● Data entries
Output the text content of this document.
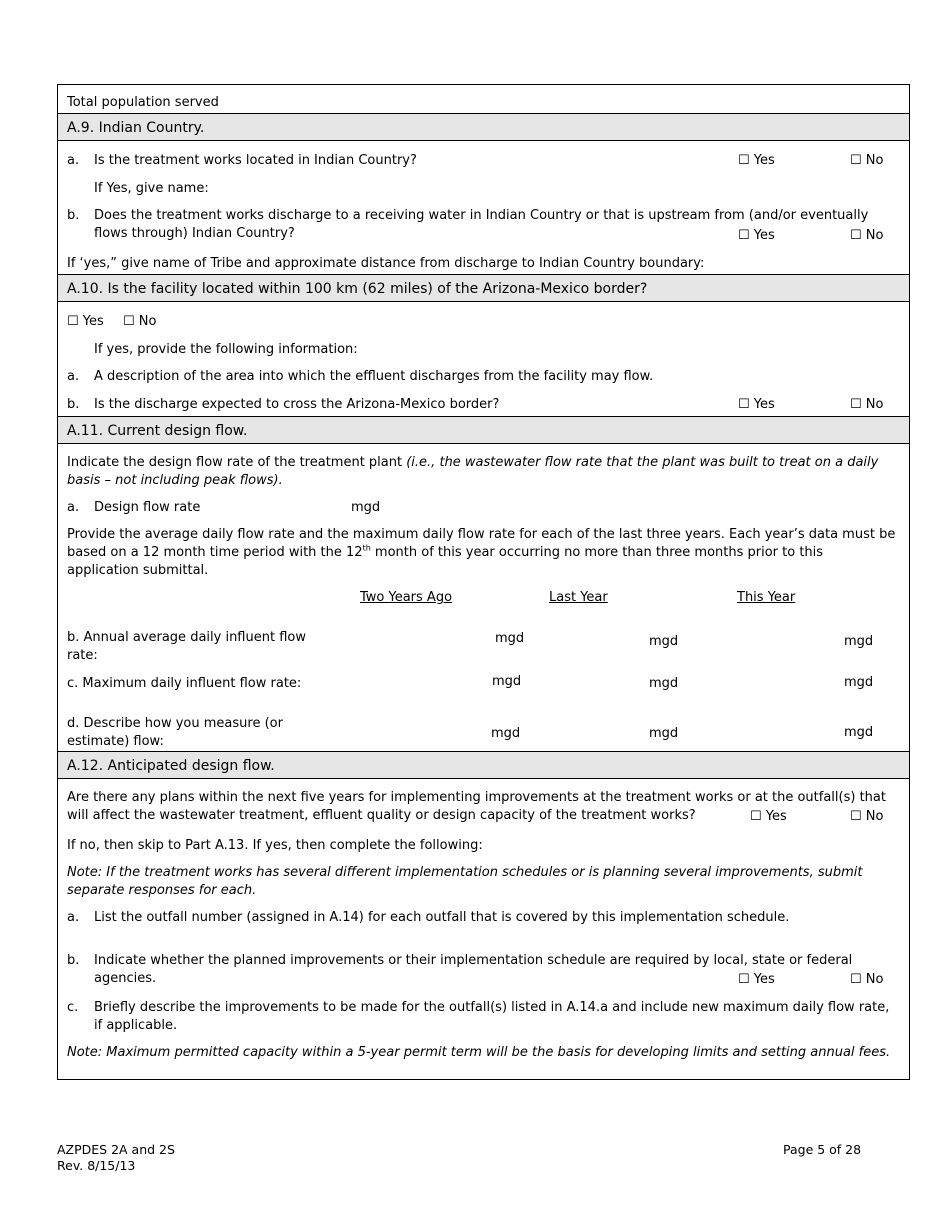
Total population served
A.9. Indian Country.
a. Is the treatment works located in Indian Country?	☐ Yes	☐ No
If Yes, give name:
b. Does the treatment works discharge to a receiving water in Indian Country or that is upstream from (and/or eventually flows through) Indian Country?	☐ Yes	☐ No
If ‘yes,” give name of Tribe and approximate distance from discharge to Indian Country boundary:
A.10. Is the facility located within 100 km (62 miles) of the Arizona-Mexico border?
☐ Yes ☐ No
If yes, provide the following information:
a. A description of the area into which the effluent discharges from the facility may flow.
b. Is the discharge expected to cross the Arizona-Mexico border?	☐ Yes	☐ No
A.11. Current design flow.
Indicate the design flow rate of the treatment plant (i.e., the wastewater flow rate that the plant was built to treat on a daily basis – not including peak flows).
a. Design flow rate	mgd
Provide the average daily flow rate and the maximum daily flow rate for each of the last three years. Each year’s data must be based on a 12 month time period with the 12th month of this year occurring no more than three months prior to this application submittal.
Two Years Ago	Last Year	This Year
b. Annual average daily influent flow rate:
mgd	mgd	mgd
c. Maximum daily influent flow rate:	mgd	mgd	mgd
d. Describe how you measure (or estimate) flow:
mgd	mgd	mgd
A.12. Anticipated design flow.
Are there any plans within the next five years for implementing improvements at the treatment works or at the outfall(s) that will affect the wastewater treatment, effluent quality or design capacity of the treatment works?	☐ Yes	☐ No
If no, then skip to Part A.13. If yes, then complete the following:
Note: If the treatment works has several different implementation schedules or is planning several improvements, submit separate responses for each.
a. List the outfall number (assigned in A.14) for each outfall that is covered by this implementation schedule.
b. Indicate whether the planned improvements or their implementation schedule are required by local, state or federal agencies.	☐ Yes	☐ No
c. Briefly describe the improvements to be made for the outfall(s) listed in A.14.a and include new maximum daily flow rate, if applicable.
Note: Maximum permitted capacity within a 5-year permit term will be the basis for developing limits and setting annual fees.
AZPDES 2A and 2S
Rev. 8/15/13
Page 5 of 28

● What this task involves
Collect the lines of the records that include the string "capacity".

● Expected answer
Are there any plans within the next five years for implementing improvements at the treatment works or at the outfall(s) that will affect the wastewater treatment, effluent quality or design capacity of the treatment works?	☐ Yes	☐ No
Note: Maximum permitted capacity within a 5-year permit term will be the basis for developing limits and setting annual fees.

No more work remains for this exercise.